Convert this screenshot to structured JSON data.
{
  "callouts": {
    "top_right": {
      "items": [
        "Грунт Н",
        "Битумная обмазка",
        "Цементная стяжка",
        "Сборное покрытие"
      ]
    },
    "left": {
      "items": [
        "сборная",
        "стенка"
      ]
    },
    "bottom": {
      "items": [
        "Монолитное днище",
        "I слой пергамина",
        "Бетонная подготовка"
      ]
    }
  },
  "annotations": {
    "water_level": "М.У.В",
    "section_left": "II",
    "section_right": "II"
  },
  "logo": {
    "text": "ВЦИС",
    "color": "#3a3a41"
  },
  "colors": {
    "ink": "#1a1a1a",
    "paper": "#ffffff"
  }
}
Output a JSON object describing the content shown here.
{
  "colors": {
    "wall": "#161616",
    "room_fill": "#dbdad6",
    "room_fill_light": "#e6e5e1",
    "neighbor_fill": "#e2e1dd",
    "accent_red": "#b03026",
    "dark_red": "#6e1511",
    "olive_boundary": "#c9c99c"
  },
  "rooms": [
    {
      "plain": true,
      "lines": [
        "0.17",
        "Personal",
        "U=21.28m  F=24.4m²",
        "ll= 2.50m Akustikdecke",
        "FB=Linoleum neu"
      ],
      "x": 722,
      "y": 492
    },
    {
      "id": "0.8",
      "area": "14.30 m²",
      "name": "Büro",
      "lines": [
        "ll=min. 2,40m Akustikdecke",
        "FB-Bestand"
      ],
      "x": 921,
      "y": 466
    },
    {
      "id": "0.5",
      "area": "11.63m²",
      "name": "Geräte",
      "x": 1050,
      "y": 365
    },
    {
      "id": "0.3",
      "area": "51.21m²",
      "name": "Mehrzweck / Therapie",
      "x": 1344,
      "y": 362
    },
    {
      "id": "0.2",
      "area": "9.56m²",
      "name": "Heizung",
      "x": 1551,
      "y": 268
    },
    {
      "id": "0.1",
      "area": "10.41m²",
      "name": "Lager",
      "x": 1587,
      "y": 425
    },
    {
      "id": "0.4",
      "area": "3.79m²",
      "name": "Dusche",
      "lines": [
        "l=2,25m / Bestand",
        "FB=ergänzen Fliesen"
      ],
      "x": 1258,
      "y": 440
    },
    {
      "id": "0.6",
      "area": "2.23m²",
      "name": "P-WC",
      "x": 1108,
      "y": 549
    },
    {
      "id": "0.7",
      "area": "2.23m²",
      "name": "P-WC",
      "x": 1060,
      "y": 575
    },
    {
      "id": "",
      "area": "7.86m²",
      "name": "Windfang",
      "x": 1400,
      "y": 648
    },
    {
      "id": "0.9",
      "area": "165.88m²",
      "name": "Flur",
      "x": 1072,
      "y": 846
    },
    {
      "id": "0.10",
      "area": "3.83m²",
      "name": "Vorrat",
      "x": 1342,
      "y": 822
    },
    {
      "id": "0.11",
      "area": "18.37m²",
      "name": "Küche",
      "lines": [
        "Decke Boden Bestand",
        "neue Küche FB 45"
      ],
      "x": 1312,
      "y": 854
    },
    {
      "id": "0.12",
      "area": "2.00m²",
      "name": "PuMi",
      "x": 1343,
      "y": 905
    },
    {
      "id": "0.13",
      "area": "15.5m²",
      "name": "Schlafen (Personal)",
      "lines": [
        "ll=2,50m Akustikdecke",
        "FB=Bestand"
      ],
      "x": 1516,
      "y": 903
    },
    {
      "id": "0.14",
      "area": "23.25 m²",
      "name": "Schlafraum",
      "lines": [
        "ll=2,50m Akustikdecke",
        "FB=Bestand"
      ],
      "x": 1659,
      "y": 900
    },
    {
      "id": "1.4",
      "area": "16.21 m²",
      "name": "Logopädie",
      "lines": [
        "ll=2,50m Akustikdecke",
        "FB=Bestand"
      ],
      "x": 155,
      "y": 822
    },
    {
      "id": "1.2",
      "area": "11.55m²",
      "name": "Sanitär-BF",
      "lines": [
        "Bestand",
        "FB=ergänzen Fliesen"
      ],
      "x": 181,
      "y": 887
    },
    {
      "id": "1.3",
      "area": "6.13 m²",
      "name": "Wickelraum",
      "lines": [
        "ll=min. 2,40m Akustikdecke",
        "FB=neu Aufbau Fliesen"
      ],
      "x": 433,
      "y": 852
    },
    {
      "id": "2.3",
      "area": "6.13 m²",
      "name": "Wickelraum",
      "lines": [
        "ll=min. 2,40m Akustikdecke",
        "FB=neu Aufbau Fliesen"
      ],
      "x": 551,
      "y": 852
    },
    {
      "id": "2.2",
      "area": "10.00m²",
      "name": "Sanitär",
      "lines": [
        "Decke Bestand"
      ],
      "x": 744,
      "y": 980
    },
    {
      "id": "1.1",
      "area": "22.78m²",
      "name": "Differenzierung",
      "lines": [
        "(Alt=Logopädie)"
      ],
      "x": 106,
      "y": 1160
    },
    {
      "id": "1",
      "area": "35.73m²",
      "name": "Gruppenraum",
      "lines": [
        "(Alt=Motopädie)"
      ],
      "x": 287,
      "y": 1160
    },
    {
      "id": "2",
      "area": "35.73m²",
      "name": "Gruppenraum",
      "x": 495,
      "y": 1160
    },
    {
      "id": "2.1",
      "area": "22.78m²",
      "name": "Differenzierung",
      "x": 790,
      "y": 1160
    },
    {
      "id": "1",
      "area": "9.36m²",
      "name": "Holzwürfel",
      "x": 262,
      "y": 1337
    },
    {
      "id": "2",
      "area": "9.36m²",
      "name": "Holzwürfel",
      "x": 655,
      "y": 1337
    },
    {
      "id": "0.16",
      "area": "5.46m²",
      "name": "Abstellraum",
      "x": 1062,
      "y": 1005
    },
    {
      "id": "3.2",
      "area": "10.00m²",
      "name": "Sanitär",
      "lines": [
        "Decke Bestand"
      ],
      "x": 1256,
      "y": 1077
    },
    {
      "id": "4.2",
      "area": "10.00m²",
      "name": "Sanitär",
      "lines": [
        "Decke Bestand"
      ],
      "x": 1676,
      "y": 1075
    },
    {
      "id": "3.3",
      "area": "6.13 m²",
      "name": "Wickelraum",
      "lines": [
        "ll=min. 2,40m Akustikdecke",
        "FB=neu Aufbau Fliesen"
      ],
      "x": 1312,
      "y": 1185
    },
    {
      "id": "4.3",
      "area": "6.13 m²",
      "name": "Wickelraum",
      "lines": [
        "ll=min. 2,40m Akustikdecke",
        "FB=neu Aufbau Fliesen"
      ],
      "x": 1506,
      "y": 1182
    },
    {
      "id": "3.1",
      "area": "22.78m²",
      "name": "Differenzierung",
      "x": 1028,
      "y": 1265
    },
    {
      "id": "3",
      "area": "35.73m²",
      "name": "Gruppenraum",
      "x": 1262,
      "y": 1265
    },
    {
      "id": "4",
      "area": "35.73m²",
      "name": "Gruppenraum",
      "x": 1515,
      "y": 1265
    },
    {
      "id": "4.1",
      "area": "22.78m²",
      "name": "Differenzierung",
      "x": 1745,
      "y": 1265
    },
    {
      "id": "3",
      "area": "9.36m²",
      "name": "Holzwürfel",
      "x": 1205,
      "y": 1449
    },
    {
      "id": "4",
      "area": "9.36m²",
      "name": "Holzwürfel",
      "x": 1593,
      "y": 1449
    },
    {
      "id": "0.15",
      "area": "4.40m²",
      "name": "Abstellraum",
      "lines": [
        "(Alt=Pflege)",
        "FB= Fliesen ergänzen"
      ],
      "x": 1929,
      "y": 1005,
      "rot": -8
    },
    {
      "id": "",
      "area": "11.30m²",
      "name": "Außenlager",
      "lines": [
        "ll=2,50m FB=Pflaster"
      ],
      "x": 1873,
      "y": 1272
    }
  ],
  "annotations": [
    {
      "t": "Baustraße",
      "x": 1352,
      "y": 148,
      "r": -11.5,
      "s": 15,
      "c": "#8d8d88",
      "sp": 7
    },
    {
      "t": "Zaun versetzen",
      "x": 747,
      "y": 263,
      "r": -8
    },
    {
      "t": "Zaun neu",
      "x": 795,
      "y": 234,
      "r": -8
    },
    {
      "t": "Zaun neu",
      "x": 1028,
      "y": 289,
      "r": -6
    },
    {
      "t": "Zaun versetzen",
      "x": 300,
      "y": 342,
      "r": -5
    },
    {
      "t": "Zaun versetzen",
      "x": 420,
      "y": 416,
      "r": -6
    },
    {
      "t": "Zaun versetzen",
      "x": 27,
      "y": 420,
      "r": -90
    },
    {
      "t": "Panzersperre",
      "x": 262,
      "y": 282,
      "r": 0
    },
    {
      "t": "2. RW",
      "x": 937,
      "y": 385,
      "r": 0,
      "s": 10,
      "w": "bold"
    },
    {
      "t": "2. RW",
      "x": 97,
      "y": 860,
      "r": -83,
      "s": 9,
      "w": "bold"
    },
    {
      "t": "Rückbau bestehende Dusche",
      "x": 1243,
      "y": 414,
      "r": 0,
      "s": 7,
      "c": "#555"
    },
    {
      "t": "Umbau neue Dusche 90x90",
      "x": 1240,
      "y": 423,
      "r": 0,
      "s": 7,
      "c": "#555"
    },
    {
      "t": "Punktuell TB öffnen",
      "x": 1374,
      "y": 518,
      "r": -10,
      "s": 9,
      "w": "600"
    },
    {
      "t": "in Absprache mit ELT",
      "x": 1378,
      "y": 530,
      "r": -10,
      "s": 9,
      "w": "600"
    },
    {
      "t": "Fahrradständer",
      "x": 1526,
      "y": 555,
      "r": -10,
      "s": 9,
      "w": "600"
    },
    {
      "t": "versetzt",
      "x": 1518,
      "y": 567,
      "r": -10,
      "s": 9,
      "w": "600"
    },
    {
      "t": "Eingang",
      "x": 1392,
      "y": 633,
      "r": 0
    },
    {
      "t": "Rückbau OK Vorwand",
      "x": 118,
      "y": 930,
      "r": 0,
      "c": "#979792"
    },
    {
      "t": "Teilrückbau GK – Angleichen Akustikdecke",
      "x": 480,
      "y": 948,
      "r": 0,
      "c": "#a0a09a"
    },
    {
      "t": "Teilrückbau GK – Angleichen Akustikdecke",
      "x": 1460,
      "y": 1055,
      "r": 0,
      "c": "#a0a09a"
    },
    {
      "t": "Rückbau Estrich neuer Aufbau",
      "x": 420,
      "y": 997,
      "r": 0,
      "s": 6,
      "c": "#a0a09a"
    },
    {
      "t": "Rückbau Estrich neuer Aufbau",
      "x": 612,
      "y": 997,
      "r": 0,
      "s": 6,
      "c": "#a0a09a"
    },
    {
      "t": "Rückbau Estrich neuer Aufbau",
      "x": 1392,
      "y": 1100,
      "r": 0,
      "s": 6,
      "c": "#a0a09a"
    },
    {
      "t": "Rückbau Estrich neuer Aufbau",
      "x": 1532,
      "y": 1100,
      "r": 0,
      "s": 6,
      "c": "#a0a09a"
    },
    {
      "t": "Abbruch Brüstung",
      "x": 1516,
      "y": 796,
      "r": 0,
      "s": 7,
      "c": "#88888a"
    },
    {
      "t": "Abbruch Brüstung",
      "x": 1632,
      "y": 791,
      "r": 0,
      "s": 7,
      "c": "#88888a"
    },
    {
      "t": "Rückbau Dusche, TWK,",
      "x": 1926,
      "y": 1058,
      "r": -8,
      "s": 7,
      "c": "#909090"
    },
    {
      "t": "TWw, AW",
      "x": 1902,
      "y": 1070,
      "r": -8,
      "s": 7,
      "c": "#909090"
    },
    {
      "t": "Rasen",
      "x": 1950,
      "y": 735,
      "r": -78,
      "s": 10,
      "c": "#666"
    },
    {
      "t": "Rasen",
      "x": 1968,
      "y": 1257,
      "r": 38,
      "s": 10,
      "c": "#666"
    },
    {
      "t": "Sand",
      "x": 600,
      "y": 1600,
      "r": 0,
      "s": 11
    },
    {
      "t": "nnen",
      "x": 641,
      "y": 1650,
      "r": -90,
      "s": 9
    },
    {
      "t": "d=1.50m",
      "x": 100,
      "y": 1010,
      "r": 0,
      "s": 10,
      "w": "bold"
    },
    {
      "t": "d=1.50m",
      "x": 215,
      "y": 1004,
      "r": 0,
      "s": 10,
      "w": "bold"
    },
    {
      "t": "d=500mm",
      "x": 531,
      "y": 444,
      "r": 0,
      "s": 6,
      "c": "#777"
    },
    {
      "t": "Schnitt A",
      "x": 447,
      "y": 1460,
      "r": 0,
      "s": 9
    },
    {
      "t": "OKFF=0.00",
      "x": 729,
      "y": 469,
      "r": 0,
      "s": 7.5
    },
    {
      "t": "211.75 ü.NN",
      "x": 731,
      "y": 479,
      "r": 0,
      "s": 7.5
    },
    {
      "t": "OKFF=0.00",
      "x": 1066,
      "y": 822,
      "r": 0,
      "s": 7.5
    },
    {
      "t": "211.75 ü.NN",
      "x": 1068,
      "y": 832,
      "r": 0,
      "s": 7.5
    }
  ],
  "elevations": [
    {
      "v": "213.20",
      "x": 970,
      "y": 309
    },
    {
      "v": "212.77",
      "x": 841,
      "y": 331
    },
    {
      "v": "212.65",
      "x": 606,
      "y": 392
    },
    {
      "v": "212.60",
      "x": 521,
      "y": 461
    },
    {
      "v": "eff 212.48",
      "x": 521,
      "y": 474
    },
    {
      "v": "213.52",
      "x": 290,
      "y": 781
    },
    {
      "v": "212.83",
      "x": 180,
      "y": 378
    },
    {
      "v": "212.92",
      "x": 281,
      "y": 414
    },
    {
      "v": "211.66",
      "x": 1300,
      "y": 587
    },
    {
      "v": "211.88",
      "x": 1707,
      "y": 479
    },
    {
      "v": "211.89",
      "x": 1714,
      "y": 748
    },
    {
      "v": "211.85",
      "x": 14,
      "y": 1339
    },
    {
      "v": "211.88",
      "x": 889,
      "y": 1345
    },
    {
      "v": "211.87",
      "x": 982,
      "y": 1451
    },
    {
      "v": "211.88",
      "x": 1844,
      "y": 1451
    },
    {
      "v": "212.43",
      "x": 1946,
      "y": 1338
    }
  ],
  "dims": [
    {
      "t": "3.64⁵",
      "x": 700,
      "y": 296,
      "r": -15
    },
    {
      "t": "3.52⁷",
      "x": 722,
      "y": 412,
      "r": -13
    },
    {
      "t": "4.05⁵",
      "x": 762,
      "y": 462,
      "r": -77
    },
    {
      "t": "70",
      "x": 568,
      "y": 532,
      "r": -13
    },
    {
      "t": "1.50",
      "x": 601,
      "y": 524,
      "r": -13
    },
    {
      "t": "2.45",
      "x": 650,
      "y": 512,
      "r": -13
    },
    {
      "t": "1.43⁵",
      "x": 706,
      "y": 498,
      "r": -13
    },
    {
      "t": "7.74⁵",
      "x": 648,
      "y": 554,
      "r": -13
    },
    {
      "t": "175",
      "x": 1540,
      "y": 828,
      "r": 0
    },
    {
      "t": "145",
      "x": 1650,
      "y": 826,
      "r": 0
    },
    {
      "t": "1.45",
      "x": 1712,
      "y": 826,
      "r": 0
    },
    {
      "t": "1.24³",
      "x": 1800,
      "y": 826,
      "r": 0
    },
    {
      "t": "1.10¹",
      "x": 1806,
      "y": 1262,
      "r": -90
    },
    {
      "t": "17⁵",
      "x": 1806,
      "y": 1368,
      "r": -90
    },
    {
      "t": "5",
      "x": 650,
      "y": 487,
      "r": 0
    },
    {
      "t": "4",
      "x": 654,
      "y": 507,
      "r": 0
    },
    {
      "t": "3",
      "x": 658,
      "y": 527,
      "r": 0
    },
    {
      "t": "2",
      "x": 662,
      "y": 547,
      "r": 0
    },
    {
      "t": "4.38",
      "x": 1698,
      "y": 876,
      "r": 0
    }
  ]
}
^^^^
- **TO BE DONE**:
From the entries above, list each line with "JSON" in it.

- **OUTPUT OF THE EXERCISE**:
Convert this screenshot to structured JSON data.
Output a JSON object describing the content shown here.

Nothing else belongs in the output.